**YOUR ASSIGNMENT:**
Transcribe the book review below word for word, from "The 'miracles' are" up to and including "that show love.".

Bastienne Scull is nearly twelve years old, and she lives a simple life as an apprentice to the Witnesser of Miracles in a small village mostly populated by women and girls. Basti knows that miracle-hunting is a lot like mystery-solving, and her little world is full of wonder and intrigue and unexpected adventure. Lodyma is a witnesser. 

"She's witnesser of miracles. People want to think she's special. ...  We have markets here three nights a week. That's a lot of miracles we gotta hunt down on the other four days. Lodyma's been witness to more that a hundred miracles, so she can get through them over and over."

The 'miracles' are not really miracles, but Lodyma is a brilliant storyteller and so people 'pay' for her performances with produce and occasional coins. Basti keeps the crowd together and she sells peanuts from a local farm, and these also bring a few coins. Lodyma 'proves' her miracles with photographic evidence. I enjoyed the references to 'old tech' in this story. Lodyma has an instamatic camera. She has a limited amount of 'film' but Basti has the task of recording any 'miracles' they encounter. Basti is a very observant girl, so even though she should not waste this precious resource, she takes other photos too - photos of precious interactions between people - photos that show love. 

"I don't say nothing about the other photos tucked away in my bag. The one where the fruit vendor gave those two little kids a memory they'll keep in their hearts forever, and hopefully the one of Lodyma in the shade, along with some other special photos I've taken."

Here are descriptions of the landscape:

"Far as I can tell, the collapse was when the climate got hotter, the cities washed into the sea and pollution and diseases took out most of the people."

"Over the hills, the streets are a mess. Abandoned trucks, dumped tyres, wire fences fallen down, warehouses torn open and bits and pieces pulled out and scattered everywhere. Rusty hunks of machinery things, I dunno what. Plastic contains that's cracked and faded, bits of piping and taps and sinks and old cupboards left out in the weather to swell and collapse."

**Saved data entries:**
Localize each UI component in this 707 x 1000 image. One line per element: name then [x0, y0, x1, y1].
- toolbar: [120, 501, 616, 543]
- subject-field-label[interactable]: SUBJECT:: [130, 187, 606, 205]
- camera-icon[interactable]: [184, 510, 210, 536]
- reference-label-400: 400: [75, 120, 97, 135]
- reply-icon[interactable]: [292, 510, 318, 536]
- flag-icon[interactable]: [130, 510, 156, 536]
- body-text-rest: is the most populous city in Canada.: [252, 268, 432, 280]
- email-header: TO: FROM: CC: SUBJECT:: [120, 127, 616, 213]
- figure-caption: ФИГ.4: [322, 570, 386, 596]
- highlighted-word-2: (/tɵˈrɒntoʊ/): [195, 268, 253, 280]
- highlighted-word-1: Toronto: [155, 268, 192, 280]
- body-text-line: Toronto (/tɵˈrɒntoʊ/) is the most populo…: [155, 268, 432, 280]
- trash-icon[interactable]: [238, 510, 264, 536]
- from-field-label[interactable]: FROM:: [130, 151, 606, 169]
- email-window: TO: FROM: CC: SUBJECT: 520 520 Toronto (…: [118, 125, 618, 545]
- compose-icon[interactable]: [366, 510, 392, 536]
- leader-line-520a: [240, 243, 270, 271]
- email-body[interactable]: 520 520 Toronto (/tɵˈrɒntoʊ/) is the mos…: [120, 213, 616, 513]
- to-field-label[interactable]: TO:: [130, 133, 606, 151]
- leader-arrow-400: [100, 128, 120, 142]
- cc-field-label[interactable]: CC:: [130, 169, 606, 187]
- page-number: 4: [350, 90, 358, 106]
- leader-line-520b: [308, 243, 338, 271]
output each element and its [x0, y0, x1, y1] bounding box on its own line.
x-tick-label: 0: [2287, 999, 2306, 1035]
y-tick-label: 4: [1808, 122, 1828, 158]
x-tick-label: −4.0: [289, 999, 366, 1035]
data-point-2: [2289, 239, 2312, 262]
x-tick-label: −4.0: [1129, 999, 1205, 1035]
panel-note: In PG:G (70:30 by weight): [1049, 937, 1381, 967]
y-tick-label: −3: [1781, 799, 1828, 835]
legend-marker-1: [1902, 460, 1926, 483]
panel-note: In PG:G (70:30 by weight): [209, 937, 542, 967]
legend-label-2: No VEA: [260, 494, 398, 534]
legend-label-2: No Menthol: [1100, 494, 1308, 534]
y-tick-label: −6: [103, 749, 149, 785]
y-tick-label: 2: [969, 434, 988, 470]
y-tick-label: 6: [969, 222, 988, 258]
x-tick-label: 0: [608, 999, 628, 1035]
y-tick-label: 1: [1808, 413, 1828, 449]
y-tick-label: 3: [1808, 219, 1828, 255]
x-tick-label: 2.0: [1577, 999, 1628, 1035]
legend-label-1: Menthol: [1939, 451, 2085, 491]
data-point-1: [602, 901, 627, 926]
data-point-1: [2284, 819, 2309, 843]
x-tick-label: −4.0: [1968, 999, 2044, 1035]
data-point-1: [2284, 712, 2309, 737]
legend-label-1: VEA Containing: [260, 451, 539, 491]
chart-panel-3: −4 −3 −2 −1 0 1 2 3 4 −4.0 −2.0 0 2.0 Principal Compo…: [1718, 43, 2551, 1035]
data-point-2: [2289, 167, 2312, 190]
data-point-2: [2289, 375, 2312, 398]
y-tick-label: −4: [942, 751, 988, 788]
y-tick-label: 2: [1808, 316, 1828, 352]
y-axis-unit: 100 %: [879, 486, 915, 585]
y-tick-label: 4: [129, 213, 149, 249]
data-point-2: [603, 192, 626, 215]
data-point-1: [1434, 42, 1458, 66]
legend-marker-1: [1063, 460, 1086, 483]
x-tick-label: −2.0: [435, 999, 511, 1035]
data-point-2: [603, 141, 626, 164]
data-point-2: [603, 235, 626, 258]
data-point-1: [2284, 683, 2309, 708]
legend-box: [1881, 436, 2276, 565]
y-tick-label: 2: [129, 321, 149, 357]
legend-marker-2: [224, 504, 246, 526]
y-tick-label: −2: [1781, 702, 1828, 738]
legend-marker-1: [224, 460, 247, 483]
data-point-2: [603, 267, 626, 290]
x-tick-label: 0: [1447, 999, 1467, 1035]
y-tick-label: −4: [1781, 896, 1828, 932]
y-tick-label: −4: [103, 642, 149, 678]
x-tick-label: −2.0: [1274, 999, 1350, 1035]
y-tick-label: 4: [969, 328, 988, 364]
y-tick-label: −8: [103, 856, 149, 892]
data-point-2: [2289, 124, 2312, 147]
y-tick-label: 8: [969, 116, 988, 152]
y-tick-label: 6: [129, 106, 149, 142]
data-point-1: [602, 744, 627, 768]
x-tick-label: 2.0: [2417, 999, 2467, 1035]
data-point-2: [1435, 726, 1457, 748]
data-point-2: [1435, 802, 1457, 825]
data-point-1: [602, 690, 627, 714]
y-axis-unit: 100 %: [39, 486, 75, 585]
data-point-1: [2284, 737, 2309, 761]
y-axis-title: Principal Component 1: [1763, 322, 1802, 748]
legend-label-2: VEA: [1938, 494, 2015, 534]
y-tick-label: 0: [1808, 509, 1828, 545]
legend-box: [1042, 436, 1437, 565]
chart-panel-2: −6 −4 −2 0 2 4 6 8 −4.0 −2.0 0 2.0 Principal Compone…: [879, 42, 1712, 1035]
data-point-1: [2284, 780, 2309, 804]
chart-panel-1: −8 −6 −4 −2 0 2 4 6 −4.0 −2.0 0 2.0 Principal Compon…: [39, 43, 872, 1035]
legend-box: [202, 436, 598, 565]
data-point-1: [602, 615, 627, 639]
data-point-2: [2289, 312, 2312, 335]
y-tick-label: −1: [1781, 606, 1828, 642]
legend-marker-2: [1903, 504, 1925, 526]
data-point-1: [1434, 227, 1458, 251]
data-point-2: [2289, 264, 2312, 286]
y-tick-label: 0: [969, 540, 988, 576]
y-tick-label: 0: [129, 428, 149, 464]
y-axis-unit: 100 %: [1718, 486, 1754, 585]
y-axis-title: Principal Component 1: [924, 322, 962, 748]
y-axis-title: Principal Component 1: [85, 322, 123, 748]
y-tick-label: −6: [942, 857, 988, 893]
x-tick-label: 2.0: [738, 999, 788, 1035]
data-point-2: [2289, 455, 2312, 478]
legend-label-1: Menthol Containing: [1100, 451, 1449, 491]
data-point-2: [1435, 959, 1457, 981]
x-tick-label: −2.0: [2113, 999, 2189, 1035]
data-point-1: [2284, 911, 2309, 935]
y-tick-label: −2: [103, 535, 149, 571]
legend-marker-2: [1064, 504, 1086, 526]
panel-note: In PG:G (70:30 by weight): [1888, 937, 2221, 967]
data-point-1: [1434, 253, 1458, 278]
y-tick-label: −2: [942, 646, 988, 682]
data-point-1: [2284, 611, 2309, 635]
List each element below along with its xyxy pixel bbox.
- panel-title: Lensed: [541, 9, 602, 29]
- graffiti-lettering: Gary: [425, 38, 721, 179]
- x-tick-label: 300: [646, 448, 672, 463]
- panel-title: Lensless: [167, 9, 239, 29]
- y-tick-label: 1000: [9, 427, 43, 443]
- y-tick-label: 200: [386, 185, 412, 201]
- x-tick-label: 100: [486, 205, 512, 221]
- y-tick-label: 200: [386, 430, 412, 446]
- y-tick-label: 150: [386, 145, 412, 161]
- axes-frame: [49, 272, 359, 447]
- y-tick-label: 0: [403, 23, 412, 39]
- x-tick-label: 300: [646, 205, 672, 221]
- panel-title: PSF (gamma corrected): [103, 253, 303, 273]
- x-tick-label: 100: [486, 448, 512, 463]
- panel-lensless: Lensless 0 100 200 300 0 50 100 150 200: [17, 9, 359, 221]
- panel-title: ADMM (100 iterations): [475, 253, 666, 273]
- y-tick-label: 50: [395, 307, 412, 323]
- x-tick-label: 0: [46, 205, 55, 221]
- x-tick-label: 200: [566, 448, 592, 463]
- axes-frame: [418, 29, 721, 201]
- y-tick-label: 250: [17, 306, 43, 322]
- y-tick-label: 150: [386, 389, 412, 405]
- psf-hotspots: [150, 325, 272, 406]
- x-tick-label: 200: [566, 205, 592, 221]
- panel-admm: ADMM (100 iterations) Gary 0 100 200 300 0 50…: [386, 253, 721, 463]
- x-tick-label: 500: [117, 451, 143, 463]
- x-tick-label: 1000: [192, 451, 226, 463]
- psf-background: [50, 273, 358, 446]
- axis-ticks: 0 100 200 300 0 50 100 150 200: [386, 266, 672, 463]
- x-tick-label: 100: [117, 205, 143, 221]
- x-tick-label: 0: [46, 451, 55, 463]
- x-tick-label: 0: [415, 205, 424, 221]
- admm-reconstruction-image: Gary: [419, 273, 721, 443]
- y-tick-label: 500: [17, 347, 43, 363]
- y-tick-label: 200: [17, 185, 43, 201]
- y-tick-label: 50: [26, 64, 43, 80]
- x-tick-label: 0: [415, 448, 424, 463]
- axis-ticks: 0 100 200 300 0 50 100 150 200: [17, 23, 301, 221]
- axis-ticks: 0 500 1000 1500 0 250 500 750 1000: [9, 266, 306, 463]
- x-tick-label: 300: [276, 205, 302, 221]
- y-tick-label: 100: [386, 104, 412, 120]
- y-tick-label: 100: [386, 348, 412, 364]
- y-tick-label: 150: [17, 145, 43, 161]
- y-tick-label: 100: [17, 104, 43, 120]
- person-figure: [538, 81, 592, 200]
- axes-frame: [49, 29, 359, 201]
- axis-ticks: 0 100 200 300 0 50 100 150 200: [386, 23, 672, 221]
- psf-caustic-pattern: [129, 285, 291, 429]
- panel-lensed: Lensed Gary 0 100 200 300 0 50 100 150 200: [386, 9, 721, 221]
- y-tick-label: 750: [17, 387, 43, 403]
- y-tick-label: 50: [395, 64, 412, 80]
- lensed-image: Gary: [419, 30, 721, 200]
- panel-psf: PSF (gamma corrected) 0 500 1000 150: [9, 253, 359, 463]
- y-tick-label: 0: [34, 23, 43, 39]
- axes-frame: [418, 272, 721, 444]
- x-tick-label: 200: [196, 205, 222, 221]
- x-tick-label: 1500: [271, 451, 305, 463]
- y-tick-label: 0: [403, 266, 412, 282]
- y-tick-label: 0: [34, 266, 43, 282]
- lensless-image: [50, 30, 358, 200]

**ANSWER FOR THIS EXERCISE:**
The 'miracles' are not really miracles, but Lodyma is a brilliant storyteller and so people 'pay' for her performances with produce and occasional coins. Basti keeps the crowd together and she sells peanuts from a local farm, and these also bring a few coins. Lodyma 'proves' her miracles with photographic evidence. I enjoyed the references to 'old tech' in this story. Lodyma has an instamatic camera. She has a limited amount of 'film' but Basti has the task of recording any 'miracles' they encounter. Basti is a very observant girl, so even though she should not waste this precious resource, she takes other photos too - photos of precious interactions between people - photos that show love.